Figure data in JSON:

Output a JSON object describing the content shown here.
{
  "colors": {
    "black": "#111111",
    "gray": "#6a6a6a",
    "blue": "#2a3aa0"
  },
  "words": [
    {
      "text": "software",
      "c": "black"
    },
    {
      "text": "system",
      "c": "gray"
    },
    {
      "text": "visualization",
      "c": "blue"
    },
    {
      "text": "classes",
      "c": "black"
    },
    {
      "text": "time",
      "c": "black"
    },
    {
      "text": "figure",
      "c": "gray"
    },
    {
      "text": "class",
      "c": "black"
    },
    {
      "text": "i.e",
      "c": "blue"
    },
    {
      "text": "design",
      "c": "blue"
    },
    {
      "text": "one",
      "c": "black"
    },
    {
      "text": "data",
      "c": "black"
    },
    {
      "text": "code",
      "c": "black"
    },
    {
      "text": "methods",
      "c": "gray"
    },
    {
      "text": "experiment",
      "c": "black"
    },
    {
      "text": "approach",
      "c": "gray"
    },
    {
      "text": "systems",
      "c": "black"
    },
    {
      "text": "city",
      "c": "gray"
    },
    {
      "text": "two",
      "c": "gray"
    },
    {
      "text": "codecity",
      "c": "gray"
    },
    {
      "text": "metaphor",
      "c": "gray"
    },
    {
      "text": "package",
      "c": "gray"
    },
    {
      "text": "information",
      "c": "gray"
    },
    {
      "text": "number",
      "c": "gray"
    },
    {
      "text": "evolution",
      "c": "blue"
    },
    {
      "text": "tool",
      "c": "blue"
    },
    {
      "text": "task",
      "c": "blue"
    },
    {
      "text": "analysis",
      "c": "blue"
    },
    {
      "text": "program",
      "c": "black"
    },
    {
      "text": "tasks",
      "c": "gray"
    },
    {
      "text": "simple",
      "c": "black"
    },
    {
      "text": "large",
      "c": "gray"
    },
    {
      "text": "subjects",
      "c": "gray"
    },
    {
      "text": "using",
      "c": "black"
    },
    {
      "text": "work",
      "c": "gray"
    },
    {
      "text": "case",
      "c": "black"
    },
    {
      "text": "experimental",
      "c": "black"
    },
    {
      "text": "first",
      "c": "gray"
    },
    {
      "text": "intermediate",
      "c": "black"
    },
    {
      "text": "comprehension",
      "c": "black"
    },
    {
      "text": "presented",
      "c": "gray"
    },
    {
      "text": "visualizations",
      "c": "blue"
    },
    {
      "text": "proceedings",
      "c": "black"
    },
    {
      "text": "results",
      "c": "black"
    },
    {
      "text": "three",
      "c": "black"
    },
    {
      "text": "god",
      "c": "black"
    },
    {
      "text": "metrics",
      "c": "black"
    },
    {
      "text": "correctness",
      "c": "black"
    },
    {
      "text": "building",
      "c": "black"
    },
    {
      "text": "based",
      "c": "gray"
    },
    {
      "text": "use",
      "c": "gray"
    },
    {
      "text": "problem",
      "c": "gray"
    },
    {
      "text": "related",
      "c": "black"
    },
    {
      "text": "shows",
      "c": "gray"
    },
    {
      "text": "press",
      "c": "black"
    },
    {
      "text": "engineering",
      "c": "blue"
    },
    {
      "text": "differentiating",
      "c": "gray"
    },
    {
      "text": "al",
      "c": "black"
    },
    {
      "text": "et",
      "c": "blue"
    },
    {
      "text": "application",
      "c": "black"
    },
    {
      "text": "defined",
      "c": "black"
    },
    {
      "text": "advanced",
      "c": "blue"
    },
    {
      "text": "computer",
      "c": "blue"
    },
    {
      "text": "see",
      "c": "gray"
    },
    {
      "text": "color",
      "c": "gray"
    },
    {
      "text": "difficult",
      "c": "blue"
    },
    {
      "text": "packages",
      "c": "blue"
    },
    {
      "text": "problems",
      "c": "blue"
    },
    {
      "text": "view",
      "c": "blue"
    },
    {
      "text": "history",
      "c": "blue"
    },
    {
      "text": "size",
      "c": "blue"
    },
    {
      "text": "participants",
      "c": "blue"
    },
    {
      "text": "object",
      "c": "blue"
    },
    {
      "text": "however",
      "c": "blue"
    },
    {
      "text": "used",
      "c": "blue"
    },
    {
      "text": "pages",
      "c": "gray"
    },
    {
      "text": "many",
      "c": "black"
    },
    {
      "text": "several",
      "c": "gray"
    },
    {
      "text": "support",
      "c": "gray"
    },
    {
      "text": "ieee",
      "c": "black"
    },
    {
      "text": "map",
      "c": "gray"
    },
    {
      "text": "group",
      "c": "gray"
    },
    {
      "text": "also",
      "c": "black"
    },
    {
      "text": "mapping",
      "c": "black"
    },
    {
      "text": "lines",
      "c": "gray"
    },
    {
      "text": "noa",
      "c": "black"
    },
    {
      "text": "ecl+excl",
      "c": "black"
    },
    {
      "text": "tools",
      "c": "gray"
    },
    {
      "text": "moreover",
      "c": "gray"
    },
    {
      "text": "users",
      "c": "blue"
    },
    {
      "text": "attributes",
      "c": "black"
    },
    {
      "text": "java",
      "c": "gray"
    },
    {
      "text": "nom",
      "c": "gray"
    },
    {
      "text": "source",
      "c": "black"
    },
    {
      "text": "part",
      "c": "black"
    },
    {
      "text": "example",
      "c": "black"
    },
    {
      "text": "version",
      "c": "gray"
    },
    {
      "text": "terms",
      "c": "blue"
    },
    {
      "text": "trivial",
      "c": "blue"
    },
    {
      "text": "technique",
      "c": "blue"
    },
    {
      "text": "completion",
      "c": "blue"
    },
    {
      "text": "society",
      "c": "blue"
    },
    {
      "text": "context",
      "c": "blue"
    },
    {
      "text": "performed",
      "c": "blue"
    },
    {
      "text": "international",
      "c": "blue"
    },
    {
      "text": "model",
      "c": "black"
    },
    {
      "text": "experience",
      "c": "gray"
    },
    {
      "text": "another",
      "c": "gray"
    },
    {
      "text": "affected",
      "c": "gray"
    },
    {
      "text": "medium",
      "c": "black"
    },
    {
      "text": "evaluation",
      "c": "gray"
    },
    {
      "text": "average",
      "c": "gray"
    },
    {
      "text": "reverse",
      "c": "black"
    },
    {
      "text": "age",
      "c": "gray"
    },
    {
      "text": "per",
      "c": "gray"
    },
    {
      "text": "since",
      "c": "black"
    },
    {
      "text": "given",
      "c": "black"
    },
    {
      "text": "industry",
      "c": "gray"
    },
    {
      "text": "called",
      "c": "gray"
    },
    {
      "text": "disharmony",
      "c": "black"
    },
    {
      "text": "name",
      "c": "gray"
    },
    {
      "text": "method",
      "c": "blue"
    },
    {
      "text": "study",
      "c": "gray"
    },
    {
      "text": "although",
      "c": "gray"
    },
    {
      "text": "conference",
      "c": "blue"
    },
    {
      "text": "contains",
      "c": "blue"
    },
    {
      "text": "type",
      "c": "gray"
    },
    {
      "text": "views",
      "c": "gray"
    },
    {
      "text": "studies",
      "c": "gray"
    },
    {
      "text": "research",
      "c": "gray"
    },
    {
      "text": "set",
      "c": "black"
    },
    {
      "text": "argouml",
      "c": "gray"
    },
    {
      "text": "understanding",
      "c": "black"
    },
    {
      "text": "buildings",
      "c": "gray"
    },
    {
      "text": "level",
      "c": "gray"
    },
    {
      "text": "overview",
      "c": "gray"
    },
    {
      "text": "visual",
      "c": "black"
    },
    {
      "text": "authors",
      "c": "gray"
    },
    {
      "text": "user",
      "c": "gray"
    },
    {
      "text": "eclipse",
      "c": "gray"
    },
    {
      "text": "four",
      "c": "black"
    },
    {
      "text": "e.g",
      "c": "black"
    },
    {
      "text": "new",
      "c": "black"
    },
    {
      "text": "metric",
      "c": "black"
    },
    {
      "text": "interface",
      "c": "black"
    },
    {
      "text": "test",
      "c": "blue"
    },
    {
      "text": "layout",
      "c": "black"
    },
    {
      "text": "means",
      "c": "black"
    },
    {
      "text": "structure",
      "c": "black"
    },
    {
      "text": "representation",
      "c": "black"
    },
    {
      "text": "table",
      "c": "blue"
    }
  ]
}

## STATED GOAL
Filter out all lines lacking the word "object" and copy the rest.

## ANSWER FOR THE TASK
Output a JSON object describing the content shown here.
      "text": "object",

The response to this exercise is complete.